All material below is to be reproduced exactly.

§ **DATA IN THIS EXERCISE**:
■ ■ ■ ■ ■

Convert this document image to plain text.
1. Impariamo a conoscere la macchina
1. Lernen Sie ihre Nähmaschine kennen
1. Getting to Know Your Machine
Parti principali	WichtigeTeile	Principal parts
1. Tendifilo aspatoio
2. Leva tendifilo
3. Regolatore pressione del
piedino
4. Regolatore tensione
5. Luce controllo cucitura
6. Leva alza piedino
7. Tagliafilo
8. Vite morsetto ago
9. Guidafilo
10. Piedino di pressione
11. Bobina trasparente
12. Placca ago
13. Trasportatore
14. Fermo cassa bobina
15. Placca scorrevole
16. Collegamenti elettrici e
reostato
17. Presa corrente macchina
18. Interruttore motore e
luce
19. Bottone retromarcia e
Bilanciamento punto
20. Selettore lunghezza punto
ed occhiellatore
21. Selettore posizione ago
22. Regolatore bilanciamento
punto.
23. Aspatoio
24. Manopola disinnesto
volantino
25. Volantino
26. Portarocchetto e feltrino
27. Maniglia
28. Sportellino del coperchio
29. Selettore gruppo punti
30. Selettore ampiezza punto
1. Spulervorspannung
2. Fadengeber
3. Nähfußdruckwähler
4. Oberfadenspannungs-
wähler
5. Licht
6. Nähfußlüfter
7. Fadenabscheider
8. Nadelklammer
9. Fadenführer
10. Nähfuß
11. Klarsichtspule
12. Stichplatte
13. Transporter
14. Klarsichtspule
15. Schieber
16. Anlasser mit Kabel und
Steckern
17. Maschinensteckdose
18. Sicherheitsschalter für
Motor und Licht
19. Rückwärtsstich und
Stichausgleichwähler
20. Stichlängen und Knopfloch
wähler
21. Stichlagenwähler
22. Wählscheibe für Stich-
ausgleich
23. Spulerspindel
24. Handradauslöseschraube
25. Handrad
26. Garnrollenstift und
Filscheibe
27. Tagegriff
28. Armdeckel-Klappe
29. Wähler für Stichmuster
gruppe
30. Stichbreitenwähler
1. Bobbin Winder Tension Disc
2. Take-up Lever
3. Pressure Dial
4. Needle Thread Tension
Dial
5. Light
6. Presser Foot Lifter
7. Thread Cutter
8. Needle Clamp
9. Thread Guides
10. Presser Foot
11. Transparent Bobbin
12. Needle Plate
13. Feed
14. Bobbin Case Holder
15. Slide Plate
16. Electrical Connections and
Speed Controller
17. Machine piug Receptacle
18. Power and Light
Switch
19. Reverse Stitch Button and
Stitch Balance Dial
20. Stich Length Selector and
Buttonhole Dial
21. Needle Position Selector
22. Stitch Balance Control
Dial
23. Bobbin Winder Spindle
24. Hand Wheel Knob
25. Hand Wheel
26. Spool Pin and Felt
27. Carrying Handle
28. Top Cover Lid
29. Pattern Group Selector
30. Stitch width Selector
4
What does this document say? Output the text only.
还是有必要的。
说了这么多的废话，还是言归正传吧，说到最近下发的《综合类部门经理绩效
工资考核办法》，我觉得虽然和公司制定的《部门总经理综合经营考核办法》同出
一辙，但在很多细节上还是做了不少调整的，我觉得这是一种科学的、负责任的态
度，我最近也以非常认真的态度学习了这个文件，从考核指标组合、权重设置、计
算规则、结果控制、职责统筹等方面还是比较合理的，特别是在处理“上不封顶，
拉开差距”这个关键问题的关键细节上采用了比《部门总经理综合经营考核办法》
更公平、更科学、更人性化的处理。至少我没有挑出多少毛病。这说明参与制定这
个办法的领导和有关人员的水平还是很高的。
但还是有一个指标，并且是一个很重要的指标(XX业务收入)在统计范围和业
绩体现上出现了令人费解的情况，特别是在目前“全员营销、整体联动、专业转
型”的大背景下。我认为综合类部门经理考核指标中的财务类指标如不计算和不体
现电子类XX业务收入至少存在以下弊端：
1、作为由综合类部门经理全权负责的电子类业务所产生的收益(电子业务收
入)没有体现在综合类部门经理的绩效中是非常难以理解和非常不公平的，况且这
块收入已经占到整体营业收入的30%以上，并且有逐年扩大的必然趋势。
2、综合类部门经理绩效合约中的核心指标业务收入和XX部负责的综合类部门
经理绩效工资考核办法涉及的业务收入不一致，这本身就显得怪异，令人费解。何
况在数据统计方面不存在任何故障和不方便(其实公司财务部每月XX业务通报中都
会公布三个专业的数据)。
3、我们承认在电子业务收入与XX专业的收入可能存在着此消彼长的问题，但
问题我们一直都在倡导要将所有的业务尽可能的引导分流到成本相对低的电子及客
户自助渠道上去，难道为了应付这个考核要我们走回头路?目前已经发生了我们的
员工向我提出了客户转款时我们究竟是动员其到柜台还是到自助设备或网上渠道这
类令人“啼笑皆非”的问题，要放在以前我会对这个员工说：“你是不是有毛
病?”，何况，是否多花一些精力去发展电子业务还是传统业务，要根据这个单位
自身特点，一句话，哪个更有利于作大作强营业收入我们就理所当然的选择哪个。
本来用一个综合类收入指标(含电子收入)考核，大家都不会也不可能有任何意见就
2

■ ■ ■ ■ ■

§ **WORKED SOLUTION**:
Convert this document image to plain text.
1. Impariamo a conoscere la macchina
1. Lernen Sie ihre Nähmaschine kennen
1. Getting to Know Your Machine
Parti principali	WichtigeTeile	Principal parts
1. Tendifilo aspatoio
2. Leva tendifilo
3. Regolatore pressione del
piedino
4. Regolatore tensione
5. Luce controllo cucitura
6. Leva alza piedino
7. Tagliafilo
8. Vite morsetto ago
9. Guidafilo
10. Piedino di pressione
11. Bobina trasparente
12. Placca ago
13. Trasportatore
14. Fermo cassa bobina
15. Placca scorrevole
16. Collegamenti elettrici e
reostato
17. Presa corrente macchina
18. Interruttore motore e
luce
19. Bottone retromarcia e
Bilanciamento punto
20. Selettore lunghezza punto
ed occhiellatore
21. Selettore posizione ago
22. Regolatore bilanciamento
punto.
23. Aspatoio
24. Manopola disinnesto
volantino
25. Volantino
26. Portarocchetto e feltrino
27. Maniglia
28. Sportellino del coperchio
29. Selettore gruppo punti
30. Selettore ampiezza punto
1. Spulervorspannung
2. Fadengeber
3. Nähfußdruckwähler
4. Oberfadenspannungs-
wähler
5. Licht
6. Nähfußlüfter
7. Fadenabscheider
8. Nadelklammer
9. Fadenführer
10. Nähfuß
11. Klarsichtspule
12. Stichplatte
13. Transporter
14. Klarsichtspule
15. Schieber
16. Anlasser mit Kabel und
Steckern
17. Maschinensteckdose
18. Sicherheitsschalter für
Motor und Licht
19. Rückwärtsstich und
Stichausgleichwähler
20. Stichlängen und Knopfloch
wähler
21. Stichlagenwähler
22. Wählscheibe für Stich-
ausgleich
23. Spulerspindel
24. Handradauslöseschraube
25. Handrad
26. Garnrollenstift und
Filscheibe
27. Tagegriff
28. Armdeckel-Klappe
29. Wähler für Stichmuster
gruppe
30. Stichbreitenwähler
1. Bobbin Winder Tension Disc
2. Take-up Lever
3. Pressure Dial
4. Needle Thread Tension
Dial
5. Light
6. Presser Foot Lifter
7. Thread Cutter
8. Needle Clamp
9. Thread Guides
10. Presser Foot
11. Transparent Bobbin
12. Needle Plate
13. Feed
14. Bobbin Case Holder
15. Slide Plate
16. Electrical Connections and
Speed Controller
17. Machine piug Receptacle
18. Power and Light
Switch
19. Reverse Stitch Button and
Stitch Balance Dial
20. Stich Length Selector and
Buttonhole Dial
21. Needle Position Selector
22. Stitch Balance Control
Dial
23. Bobbin Winder Spindle
24. Hand Wheel Knob
25. Hand Wheel
26. Spool Pin and Felt
27. Carrying Handle
28. Top Cover Lid
29. Pattern Group Selector
30. Stitch width Selector
4
What does this document say? Output the text only.
还是有必要的。
说了这么多的废话，还是言归正传吧，说到最近下发的《综合类部门经理绩效
工资考核办法》，我觉得虽然和公司制定的《部门总经理综合经营考核办法》同出
一辙，但在很多细节上还是做了不少调整的，我觉得这是一种科学的、负责任的态
度，我最近也以非常认真的态度学习了这个文件，从考核指标组合、权重设置、计
算规则、结果控制、职责统筹等方面还是比较合理的，特别是在处理“上不封顶，
拉开差距”这个关键问题的关键细节上采用了比《部门总经理综合经营考核办法》
更公平、更科学、更人性化的处理。至少我没有挑出多少毛病。这说明参与制定这
个办法的领导和有关人员的水平还是很高的。
但还是有一个指标，并且是一个很重要的指标(XX业务收入)在统计范围和业
绩体现上出现了令人费解的情况，特别是在目前“全员营销、整体联动、专业转
型”的大背景下。我认为综合类部门经理考核指标中的财务类指标如不计算和不体
现电子类XX业务收入至少存在以下弊端：
1、作为由综合类部门经理全权负责的电子类业务所产生的收益(电子业务收
入)没有体现在综合类部门经理的绩效中是非常难以理解和非常不公平的，况且这
块收入已经占到整体营业收入的30%以上，并且有逐年扩大的必然趋势。
2、综合类部门经理绩效合约中的核心指标业务收入和XX部负责的综合类部门
经理绩效工资考核办法涉及的业务收入不一致，这本身就显得怪异，令人费解。何
况在数据统计方面不存在任何故障和不方便(其实公司财务部每月XX业务通报中都
会公布三个专业的数据)。
3、我们承认在电子业务收入与XX专业的收入可能存在着此消彼长的问题，但
问题我们一直都在倡导要将所有的业务尽可能的引导分流到成本相对低的电子及客
户自助渠道上去，难道为了应付这个考核要我们走回头路?目前已经发生了我们的
员工向我提出了客户转款时我们究竟是动员其到柜台还是到自助设备或网上渠道这
类令人“啼笑皆非”的问题，要放在以前我会对这个员工说：“你是不是有毛
病?”，何况，是否多花一些精力去发展电子业务还是传统业务，要根据这个单位
自身特点，一句话，哪个更有利于作大作强营业收入我们就理所当然的选择哪个。
本来用一个综合类收入指标(含电子收入)考核，大家都不会也不可能有任何意见就
2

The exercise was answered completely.